### Text excerpt
%%
We started with a purely manual node-based interface, where users could create and connect components, packaging, and transport data. This established the groundwork for a visual product structure graph.
Benefits of the Canvas and Node-Based Design
Through the integration of AI, we learned how to transform one of the most time-consuming and complex parts of sustainability reporting: the creation of Environmental Product Declarations (EPDs). Traditionally, producing an EPD could take up to six months, requiring extensive manual data collection, cross-referencing, and validation. With the new AI-powered workflow inside EandoX, the same process can now be completed in a matter of minutes.
The canvas functionality played a central role in this breakthrough. It offered users a flexible space where they could build and explore complex product structures without losing clarity. A node-based Sankey diagram turned hidden data relationships into something visual and easy to understand. This allowed users to see how products, components, materials, transport, and packaging connected, as well as the environmental impact of each part.
This visual approach provided several benefits:
- Transparency: complex supply chains became easier to understand at a glance.
- Scalability: the canvas could grow as new components, materials, or transport routes were added.
- Speed: AI handled the heavy lifting of parsing files, generating product structures, and suggesting attributes, while the canvas and Sankey diagram gave users an immediate way to validate and act on the results.
By combining AI with an interactive node-based design, we shifted sustainability compliance from a slow, manual task to a dynamic and collaborative experience. The new approach cut time and costs while also giving companies the tools to make more informed decisions about their environmental impact.
Product node on an empty canvas
We introduced the concept of a central product node, added to an empty canvas. This became the anchor point for AI-generated structures.
AI generating product structure
With AI integrated, users could upload a file or provide context, and the system would automatically generate nodes for components and packaging. The AI’s reasoning was shown step by step, ensuring transparency and trust.
Once generated, the product node expanded into a visual structure of components and packaging, with environmental impact values directly visible. Users could accept or refine the AI’s suggestions in real time.
%%
### Prompt 1
Rewrite everything in the canvas design text from "The canvas functionality" down to "of each part.", changing "Sankey diagram" to "flow diagram".
### Prompt 2
Continue the text about the canvas and node-based design from the point where it stops.

### Record set
%%
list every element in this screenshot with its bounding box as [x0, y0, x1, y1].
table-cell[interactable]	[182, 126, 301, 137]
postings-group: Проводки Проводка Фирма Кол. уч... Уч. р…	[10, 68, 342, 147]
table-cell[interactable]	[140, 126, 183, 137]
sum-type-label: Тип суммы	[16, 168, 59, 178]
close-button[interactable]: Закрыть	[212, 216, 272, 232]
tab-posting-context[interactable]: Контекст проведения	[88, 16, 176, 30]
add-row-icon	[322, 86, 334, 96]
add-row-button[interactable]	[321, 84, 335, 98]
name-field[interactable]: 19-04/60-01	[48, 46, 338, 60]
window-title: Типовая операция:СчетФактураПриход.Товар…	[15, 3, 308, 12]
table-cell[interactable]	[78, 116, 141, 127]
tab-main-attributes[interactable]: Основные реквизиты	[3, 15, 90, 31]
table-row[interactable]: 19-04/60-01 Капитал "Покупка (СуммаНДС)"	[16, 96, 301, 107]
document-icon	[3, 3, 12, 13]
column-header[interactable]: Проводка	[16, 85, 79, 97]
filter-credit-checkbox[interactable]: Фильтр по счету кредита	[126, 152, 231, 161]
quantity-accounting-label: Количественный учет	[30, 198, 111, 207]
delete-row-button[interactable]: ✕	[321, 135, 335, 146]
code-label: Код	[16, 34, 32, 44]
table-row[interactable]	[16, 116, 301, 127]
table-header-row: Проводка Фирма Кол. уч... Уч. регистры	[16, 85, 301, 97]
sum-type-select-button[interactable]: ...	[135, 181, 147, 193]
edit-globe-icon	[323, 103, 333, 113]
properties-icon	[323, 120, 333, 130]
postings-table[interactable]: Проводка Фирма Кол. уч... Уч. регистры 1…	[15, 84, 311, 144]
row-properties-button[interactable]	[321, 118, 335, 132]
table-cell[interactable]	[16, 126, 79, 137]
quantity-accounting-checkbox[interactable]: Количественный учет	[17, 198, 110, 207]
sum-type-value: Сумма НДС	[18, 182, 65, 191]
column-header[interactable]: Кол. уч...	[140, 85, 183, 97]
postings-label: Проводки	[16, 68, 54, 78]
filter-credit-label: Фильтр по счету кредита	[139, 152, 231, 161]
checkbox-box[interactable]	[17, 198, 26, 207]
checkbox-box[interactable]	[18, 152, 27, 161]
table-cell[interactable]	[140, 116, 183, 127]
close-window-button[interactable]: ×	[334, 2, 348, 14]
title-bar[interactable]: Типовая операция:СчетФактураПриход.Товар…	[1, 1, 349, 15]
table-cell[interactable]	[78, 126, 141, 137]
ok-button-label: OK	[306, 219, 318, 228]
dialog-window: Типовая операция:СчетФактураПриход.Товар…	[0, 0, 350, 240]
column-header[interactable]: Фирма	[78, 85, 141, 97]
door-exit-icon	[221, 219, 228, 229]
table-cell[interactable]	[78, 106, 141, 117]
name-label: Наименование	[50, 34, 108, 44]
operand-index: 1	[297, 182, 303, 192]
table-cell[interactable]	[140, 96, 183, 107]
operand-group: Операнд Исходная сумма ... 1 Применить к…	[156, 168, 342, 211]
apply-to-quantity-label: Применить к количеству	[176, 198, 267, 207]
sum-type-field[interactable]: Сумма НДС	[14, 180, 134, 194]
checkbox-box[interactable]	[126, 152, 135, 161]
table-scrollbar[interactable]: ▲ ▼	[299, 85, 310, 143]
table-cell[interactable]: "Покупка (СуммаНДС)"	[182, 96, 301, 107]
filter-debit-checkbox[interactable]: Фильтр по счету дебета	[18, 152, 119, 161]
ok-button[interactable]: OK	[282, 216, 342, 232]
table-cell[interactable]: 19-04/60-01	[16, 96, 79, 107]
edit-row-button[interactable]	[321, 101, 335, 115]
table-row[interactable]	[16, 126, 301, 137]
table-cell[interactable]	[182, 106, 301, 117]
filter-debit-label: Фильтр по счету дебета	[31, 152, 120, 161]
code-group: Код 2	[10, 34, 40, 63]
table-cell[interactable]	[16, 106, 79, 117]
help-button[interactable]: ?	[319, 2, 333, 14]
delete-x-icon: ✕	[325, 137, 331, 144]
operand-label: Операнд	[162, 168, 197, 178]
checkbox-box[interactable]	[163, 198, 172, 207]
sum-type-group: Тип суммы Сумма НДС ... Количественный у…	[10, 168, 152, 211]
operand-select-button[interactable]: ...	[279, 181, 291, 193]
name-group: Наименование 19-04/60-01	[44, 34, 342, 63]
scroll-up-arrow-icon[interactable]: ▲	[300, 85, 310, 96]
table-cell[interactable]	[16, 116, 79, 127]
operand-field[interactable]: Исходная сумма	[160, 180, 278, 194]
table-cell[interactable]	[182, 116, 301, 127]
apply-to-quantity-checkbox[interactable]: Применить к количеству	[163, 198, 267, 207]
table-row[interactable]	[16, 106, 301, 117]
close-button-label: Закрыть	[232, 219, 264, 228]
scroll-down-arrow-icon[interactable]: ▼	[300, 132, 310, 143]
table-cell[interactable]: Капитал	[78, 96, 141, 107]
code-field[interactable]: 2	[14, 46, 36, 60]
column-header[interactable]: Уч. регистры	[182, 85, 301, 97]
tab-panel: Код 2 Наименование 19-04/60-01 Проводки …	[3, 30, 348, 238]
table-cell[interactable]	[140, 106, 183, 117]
%%
### Answer space 1
The canvas functionality played a central role in this breakthrough. It offered users a flexible space where they could build and explore complex product structures without losing clarity. A node-based flow diagram turned hidden data relationships into something visual and easy to understand. This allowed users to see how products, components, materials, transport, and packaging connected, as well as the environmental impact of each part.

### Answer space 2
Expanded with materials and transport
In the final stage, AI added deeper detail by including materials and transport nodes. This created a complete Sankey diagram that revealed the entire product lifecycle, enabling companies to move from file upload to a structured Environmental Product Declaration in minutes — a process that traditionally took up to six months.
5. Other deliverables
This is a V0 prototype I created to explore how I can ship components directly.
A dedicated space for managing supplier data and contributions
An overview of components and sourcing options
Structured inputs for production and process information
A central place to generate and review Environmental Product Declarations
A management sidepanel for buying seats, plans, and modules
Quick access to declaration details without leaving the main workflow
6. Outcomes
The work on EandoX helped bring a complex sustainability tool from concept to launch. It also positioned the company for acquisition. EandoX was later acquired by BIMobject, a global leader in digital building products. Through this integration, the platform reached a much wider audience in the architecture, engineering, and construction sector. At the same time, BIMobject gained advanced AI-driven capabilities for sustainability reporting and Environmental Product Declarations.
This outcome validated both the product vision and the design decisions, proving that a user-friendly, scalable approach to compliance and environmental data could generate significant strategic value in the market.